▶ [Do this] Count how many lines contain the word "pháp". Respond with the number alone.

>>>>

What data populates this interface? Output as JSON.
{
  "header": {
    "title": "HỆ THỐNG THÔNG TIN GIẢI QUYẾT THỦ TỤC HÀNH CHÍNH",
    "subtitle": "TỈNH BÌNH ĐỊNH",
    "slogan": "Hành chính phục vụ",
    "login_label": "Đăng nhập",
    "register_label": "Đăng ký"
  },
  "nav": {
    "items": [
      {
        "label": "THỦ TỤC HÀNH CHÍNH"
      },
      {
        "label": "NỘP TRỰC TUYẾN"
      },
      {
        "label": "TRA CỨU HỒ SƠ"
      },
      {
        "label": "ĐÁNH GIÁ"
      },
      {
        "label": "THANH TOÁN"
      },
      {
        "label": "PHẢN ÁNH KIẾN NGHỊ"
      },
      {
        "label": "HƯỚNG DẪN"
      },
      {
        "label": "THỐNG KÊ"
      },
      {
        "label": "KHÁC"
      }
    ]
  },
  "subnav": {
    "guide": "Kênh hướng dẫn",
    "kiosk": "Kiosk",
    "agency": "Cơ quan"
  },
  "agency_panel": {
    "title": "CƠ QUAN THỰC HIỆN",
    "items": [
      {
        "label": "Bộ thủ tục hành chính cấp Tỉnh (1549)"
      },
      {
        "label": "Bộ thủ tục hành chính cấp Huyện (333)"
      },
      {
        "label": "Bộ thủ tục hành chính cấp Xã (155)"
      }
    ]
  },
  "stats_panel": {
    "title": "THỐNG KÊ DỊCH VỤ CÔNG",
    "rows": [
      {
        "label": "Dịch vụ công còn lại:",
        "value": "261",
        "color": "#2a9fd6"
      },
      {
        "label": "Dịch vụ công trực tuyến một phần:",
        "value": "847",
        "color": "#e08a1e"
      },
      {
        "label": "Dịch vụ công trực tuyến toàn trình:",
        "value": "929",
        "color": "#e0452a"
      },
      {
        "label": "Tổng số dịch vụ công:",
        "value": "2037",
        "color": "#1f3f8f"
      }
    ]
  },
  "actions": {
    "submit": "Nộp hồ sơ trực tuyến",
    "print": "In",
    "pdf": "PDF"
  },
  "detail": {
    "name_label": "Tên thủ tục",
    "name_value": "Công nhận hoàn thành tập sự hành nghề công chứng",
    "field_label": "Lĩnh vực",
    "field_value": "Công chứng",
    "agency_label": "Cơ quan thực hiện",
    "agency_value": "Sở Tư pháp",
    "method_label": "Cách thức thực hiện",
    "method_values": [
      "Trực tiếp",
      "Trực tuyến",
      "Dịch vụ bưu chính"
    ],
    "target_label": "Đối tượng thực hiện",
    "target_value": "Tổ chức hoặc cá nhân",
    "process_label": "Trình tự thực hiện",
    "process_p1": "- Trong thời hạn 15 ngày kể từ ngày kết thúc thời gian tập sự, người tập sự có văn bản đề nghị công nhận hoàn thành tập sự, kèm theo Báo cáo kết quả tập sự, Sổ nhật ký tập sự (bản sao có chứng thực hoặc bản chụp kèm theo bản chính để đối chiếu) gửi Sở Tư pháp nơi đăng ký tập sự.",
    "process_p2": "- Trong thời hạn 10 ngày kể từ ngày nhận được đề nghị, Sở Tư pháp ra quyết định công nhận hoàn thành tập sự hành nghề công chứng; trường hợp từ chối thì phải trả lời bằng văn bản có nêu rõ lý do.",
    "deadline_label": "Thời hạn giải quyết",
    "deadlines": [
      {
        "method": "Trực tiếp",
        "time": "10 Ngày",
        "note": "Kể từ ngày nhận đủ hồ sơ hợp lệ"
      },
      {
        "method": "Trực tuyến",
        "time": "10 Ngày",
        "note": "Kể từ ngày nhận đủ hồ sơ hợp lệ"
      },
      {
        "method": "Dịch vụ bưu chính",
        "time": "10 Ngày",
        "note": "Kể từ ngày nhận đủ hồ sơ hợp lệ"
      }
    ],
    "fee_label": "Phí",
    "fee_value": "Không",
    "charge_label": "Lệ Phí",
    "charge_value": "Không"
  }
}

<<<<

▶ [Task output] 3